## Your goal:
Please list all lines of the material below in which the string "demokratiske" occurs.

## Material supplied:
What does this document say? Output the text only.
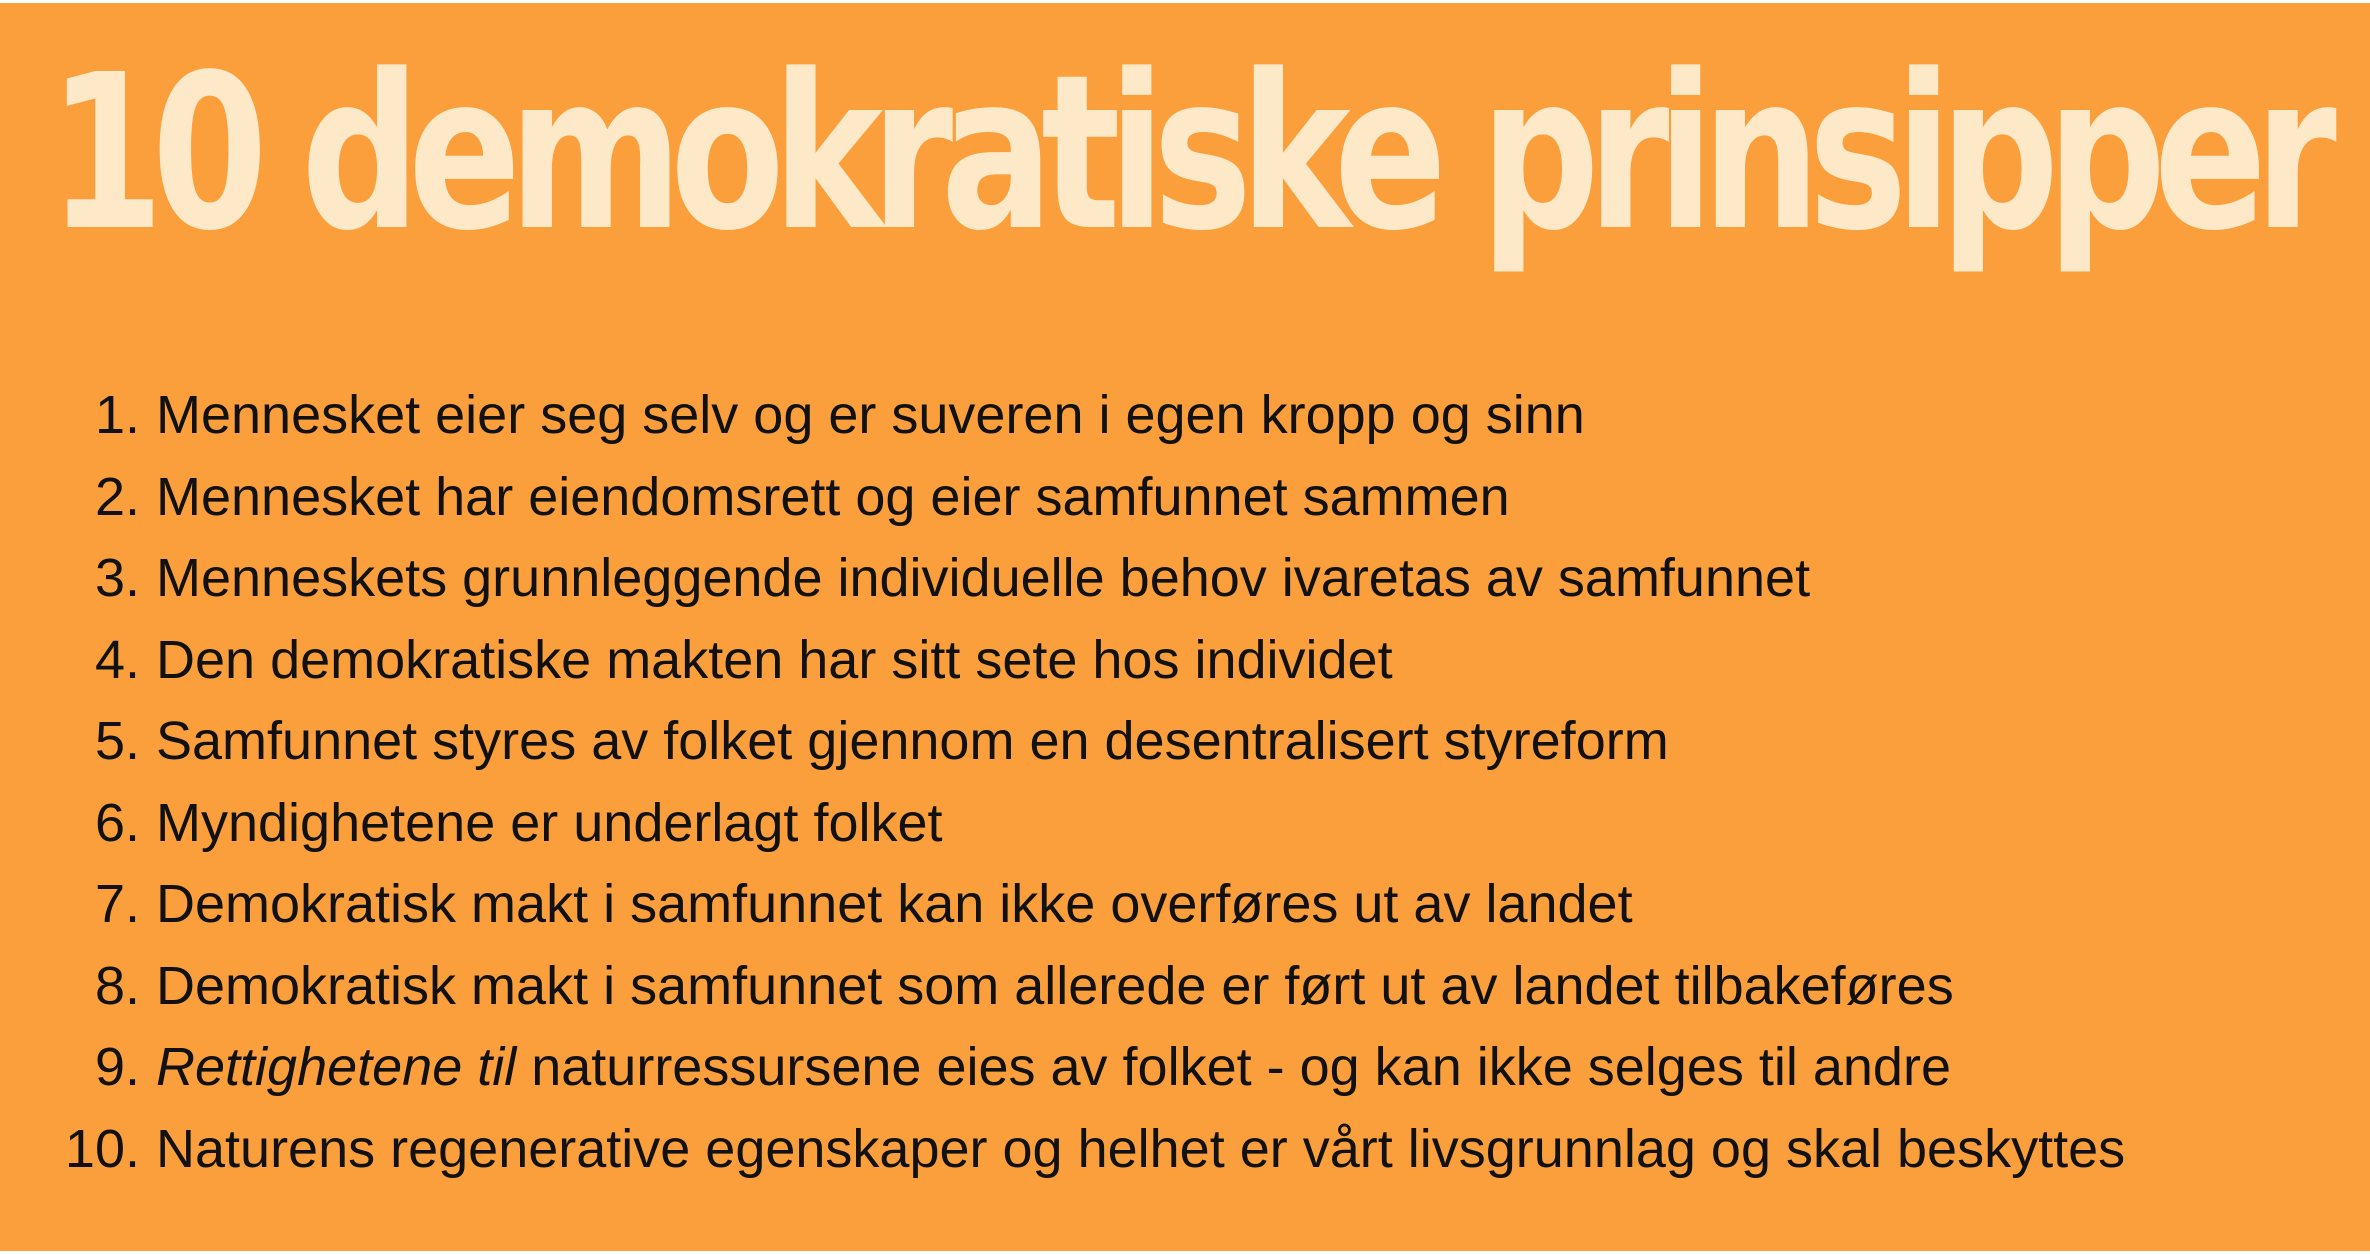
10 demokratiske prinsipper
1. Mennesket eier seg selv og er suveren i egen kropp og sinn
2. Mennesket har eiendomsrett og eier samfunnet sammen
3. Menneskets grunnleggende individuelle behov ivaretas av samfunnet
4. Den demokratiske makten har sitt sete hos individet
5. Samfunnet styres av folket gjennom en desentralisert styreform
6. Myndighetene er underlagt folket
7. Demokratisk makt i samfunnet kan ikke overføres ut av landet
8. Demokratisk makt i samfunnet som allerede er ført ut av landet tilbakeføres
9. Rettighetene til naturressursene eies av folket - og kan ikke selges til andre
10. Naturens regenerative egenskaper og helhet er vårt livsgrunnlag og skal beskyttes
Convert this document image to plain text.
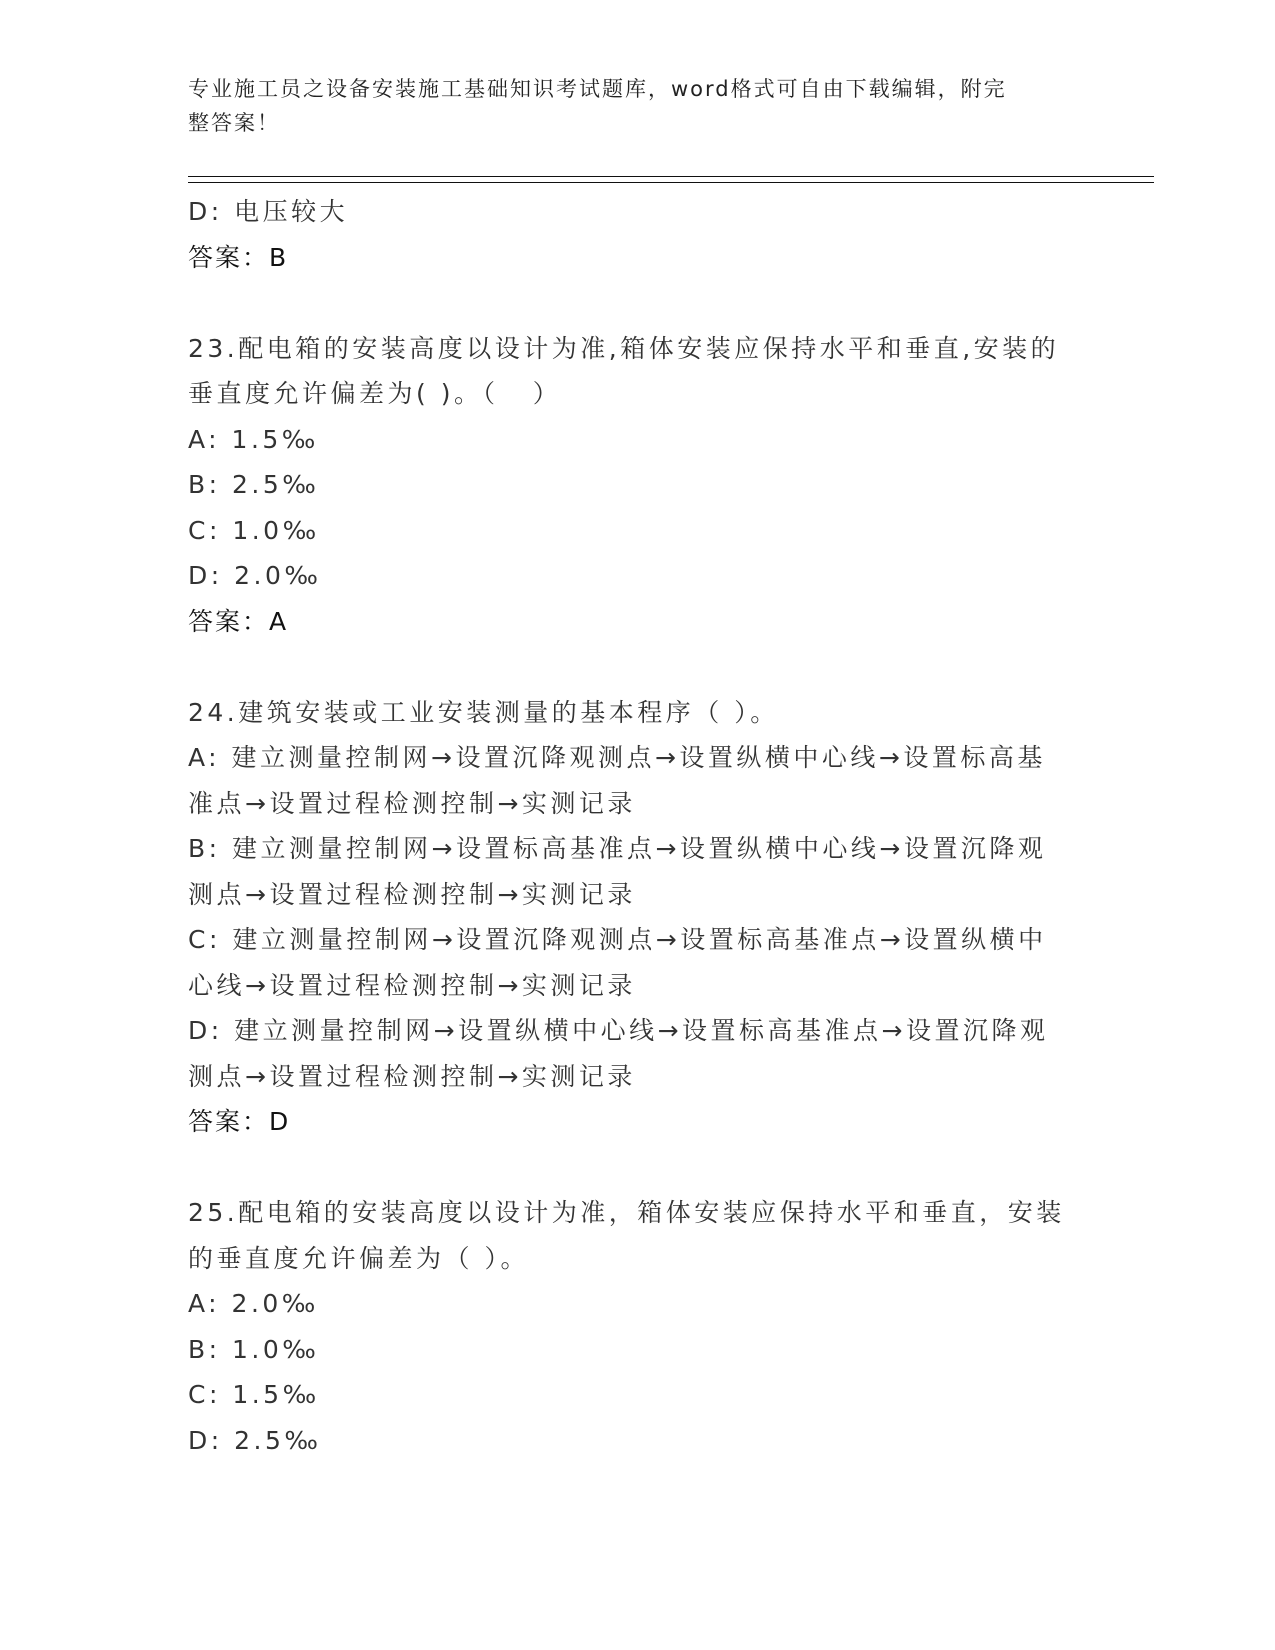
专业施工员之设备安装施工基础知识考试题库，word格式可自由下载编辑，附完
整答案！
D: 电压较大
答案：B
23.配电箱的安装高度以设计为准,箱体安装应保持水平和垂直,安装的
垂直度允许偏差为( )。（   ）
A: 1.5‰
B: 2.5‰
C: 1.0‰
D: 2.0‰
答案：A
24.建筑安装或工业安装测量的基本程序（ ）。
A: 建立测量控制网→设置沉降观测点→设置纵横中心线→设置标高基
准点→设置过程检测控制→实测记录
B: 建立测量控制网→设置标高基准点→设置纵横中心线→设置沉降观
测点→设置过程检测控制→实测记录
C: 建立测量控制网→设置沉降观测点→设置标高基准点→设置纵横中
心线→设置过程检测控制→实测记录
D: 建立测量控制网→设置纵横中心线→设置标高基准点→设置沉降观
测点→设置过程检测控制→实测记录
答案：D
25.配电箱的安装高度以设计为准，箱体安装应保持水平和垂直，安装
的垂直度允许偏差为（ ）。
A: 2.0‰
B: 1.0‰
C: 1.5‰
D: 2.5‰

## Answer for the task:
10 demokratiske prinsipper
4. Den demokratiske makten har sitt sete hos individet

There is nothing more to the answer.